WHAT THE TASK REQUIRES. Reproduce all records exactly.

PROVIDED INFORMATION.
■ ■ ■

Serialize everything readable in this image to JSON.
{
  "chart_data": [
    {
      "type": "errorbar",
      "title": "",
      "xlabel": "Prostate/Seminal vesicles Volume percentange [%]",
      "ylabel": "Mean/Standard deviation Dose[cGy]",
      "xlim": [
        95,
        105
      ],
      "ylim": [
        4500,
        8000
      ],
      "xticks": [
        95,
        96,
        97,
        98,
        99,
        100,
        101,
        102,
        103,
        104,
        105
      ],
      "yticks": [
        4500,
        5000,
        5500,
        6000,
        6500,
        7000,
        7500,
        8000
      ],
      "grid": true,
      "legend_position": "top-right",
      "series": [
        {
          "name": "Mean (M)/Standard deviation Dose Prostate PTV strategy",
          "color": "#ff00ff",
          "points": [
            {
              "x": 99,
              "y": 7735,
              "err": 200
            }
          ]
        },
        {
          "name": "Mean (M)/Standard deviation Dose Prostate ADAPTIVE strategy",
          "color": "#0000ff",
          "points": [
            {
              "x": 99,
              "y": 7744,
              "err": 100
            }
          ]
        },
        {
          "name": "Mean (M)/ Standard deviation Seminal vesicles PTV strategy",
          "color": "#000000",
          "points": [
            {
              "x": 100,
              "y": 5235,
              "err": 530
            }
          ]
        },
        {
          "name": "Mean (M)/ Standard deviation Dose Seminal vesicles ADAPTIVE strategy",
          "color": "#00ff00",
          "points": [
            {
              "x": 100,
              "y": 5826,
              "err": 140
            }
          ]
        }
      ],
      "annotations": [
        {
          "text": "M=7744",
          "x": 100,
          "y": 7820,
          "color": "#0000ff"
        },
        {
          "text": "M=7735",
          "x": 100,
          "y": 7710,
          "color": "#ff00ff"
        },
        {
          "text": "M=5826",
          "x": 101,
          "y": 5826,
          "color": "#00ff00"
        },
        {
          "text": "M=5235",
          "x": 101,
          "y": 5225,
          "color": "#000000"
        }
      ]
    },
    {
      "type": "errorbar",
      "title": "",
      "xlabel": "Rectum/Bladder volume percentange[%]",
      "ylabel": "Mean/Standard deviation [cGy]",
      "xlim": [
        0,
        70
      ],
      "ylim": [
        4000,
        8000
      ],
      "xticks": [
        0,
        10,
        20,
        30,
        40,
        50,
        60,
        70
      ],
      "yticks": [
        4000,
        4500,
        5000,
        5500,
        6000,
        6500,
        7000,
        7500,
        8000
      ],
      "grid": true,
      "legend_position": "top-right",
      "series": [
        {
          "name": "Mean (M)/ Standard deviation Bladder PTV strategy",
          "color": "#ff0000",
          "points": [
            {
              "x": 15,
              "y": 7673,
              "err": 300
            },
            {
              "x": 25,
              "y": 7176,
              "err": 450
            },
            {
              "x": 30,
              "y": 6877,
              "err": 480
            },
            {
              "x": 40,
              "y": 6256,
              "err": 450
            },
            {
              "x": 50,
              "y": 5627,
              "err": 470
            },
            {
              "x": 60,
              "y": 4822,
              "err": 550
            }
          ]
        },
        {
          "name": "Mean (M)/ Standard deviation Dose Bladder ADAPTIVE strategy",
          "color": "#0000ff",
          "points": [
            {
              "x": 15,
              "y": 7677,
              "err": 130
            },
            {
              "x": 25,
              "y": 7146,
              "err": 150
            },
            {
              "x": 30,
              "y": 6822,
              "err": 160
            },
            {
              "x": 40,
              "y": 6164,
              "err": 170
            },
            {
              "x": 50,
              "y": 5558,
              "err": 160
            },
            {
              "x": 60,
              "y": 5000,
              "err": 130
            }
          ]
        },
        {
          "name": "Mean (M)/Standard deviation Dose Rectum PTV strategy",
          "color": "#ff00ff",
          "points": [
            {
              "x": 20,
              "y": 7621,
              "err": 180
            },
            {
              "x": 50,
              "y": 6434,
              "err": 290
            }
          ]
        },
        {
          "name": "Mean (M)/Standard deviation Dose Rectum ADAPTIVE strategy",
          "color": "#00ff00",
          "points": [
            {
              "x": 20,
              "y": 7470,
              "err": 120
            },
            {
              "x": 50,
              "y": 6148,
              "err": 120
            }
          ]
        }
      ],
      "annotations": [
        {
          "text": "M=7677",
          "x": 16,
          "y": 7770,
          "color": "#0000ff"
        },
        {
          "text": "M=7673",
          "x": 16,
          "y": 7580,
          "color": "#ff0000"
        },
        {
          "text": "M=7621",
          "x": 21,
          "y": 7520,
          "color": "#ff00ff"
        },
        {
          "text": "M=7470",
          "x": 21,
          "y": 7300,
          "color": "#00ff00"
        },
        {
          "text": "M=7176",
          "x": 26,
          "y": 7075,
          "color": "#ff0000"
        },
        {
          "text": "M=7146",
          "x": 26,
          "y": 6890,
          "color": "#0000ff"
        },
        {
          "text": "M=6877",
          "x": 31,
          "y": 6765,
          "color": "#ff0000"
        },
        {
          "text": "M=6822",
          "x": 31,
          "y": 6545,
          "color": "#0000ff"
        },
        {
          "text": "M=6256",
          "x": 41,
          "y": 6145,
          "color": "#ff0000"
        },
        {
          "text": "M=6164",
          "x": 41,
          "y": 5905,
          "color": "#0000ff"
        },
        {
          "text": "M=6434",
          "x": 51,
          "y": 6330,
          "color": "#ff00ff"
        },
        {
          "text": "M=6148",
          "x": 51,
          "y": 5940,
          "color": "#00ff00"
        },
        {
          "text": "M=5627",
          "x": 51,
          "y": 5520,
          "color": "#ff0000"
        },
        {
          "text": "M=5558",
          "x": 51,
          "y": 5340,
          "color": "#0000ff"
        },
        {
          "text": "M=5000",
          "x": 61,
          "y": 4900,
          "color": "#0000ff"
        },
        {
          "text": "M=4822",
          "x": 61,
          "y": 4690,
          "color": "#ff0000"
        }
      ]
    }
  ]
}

■ ■ ■

RESULT.
Serialize everything readable in this image to JSON.
{
  "chart_data": [
    {
      "type": "errorbar",
      "title": "",
      "xlabel": "Prostate/Seminal vesicles Volume percentange [%]",
      "ylabel": "Mean/Standard deviation Dose[cGy]",
      "xlim": [
        95,
        105
      ],
      "ylim": [
        4500,
        8000
      ],
      "xticks": [
        95,
        96,
        97,
        98,
        99,
        100,
        101,
        102,
        103,
        104,
        105
      ],
      "yticks": [
        4500,
        5000,
        5500,
        6000,
        6500,
        7000,
        7500,
        8000
      ],
      "grid": true,
      "legend_position": "top-right",
      "series": [
        {
          "name": "Mean (M)/Standard deviation Dose Prostate PTV strategy",
          "color": "#ff00ff",
          "points": [
            {
              "x": 99,
              "y": 7735,
              "err": 200
            }
          ]
        },
        {
          "name": "Mean (M)/Standard deviation Dose Prostate ADAPTIVE strategy",
          "color": "#0000ff",
          "points": [
            {
              "x": 99,
              "y": 7744,
              "err": 100
            }
          ]
        },
        {
          "name": "Mean (M)/ Standard deviation Seminal vesicles PTV strategy",
          "color": "#000000",
          "points": [
            {
              "x": 100,
              "y": 5235,
              "err": 530
            }
          ]
        },
        {
          "name": "Mean (M)/ Standard deviation Dose Seminal vesicles ADAPTIVE strategy",
          "color": "#00ff00",
          "points": [
            {
              "x": 100,
              "y": 5826,
              "err": 140
            }
          ]
        }
      ],
      "annotations": [
        {
          "text": "M=7744",
          "x": 100,
          "y": 7820,
          "color": "#0000ff"
        },
        {
          "text": "M=7735",
          "x": 100,
          "y": 7710,
          "color": "#ff00ff"
        },
        {
          "text": "M=5826",
          "x": 101,
          "y": 5826,
          "color": "#00ff00"
        },
        {
          "text": "M=5235",
          "x": 101,
          "y": 5225,
          "color": "#000000"
        }
      ]
    },
    {
      "type": "errorbar",
      "title": "",
      "xlabel": "Rectum/Bladder volume percentange[%]",
      "ylabel": "Mean/Standard deviation [cGy]",
      "xlim": [
        0,
        70
      ],
      "ylim": [
        4000,
        8000
      ],
      "xticks": [
        0,
        10,
        20,
        30,
        40,
        50,
        60,
        70
      ],
      "yticks": [
        4000,
        4500,
        5000,
        5500,
        6000,
        6500,
        7000,
        7500,
        8000
      ],
      "grid": true,
      "legend_position": "top-right",
      "series": [
        {
          "name": "Mean (M)/ Standard deviation Bladder PTV strategy",
          "color": "#ff0000",
          "points": [
            {
              "x": 15,
              "y": 7673,
              "err": 300
            },
            {
              "x": 25,
              "y": 7176,
              "err": 450
            },
            {
              "x": 30,
              "y": 6877,
              "err": 480
            },
            {
              "x": 40,
              "y": 6256,
              "err": 450
            },
            {
              "x": 50,
              "y": 5627,
              "err": 470
            },
            {
              "x": 60,
              "y": 4822,
              "err": 550
            }
          ]
        },
        {
          "name": "Mean (M)/ Standard deviation Dose Bladder ADAPTIVE strategy",
          "color": "#0000ff",
          "points": [
            {
              "x": 15,
              "y": 7677,
              "err": 130
            },
            {
              "x": 25,
              "y": 7146,
              "err": 150
            },
            {
              "x": 30,
              "y": 6822,
              "err": 160
            },
            {
              "x": 40,
              "y": 6164,
              "err": 170
            },
            {
              "x": 50,
              "y": 5558,
              "err": 160
            },
            {
              "x": 60,
              "y": 5000,
              "err": 130
            }
          ]
        },
        {
          "name": "Mean (M)/Standard deviation Dose Rectum PTV strategy",
          "color": "#ff00ff",
          "points": [
            {
              "x": 20,
              "y": 7621,
              "err": 180
            },
            {
              "x": 50,
              "y": 6434,
              "err": 290
            }
          ]
        },
        {
          "name": "Mean (M)/Standard deviation Dose Rectum ADAPTIVE strategy",
          "color": "#00ff00",
          "points": [
            {
              "x": 20,
              "y": 7470,
              "err": 120
            },
            {
              "x": 50,
              "y": 6148,
              "err": 120
            }
          ]
        }
      ],
      "annotations": [
        {
          "text": "M=7677",
          "x": 16,
          "y": 7770,
          "color": "#0000ff"
        },
        {
          "text": "M=7673",
          "x": 16,
          "y": 7580,
          "color": "#ff0000"
        },
        {
          "text": "M=7621",
          "x": 21,
          "y": 7520,
          "color": "#ff00ff"
        },
        {
          "text": "M=7470",
          "x": 21,
          "y": 7300,
          "color": "#00ff00"
        },
        {
          "text": "M=7176",
          "x": 26,
          "y": 7075,
          "color": "#ff0000"
        },
        {
          "text": "M=7146",
          "x": 26,
          "y": 6890,
          "color": "#0000ff"
        },
        {
          "text": "M=6877",
          "x": 31,
          "y": 6765,
          "color": "#ff0000"
        },
        {
          "text": "M=6822",
          "x": 31,
          "y": 6545,
          "color": "#0000ff"
        },
        {
          "text": "M=6256",
          "x": 41,
          "y": 6145,
          "color": "#ff0000"
        },
        {
          "text": "M=6164",
          "x": 41,
          "y": 5905,
          "color": "#0000ff"
        },
        {
          "text": "M=6434",
          "x": 51,
          "y": 6330,
          "color": "#ff00ff"
        },
        {
          "text": "M=6148",
          "x": 51,
          "y": 5940,
          "color": "#00ff00"
        },
        {
          "text": "M=5627",
          "x": 51,
          "y": 5520,
          "color": "#ff0000"
        },
        {
          "text": "M=5558",
          "x": 51,
          "y": 5340,
          "color": "#0000ff"
        },
        {
          "text": "M=5000",
          "x": 61,
          "y": 4900,
          "color": "#0000ff"
        },
        {
          "text": "M=4822",
          "x": 61,
          "y": 4690,
          "color": "#ff0000"
        }
      ]
    }
  ]
}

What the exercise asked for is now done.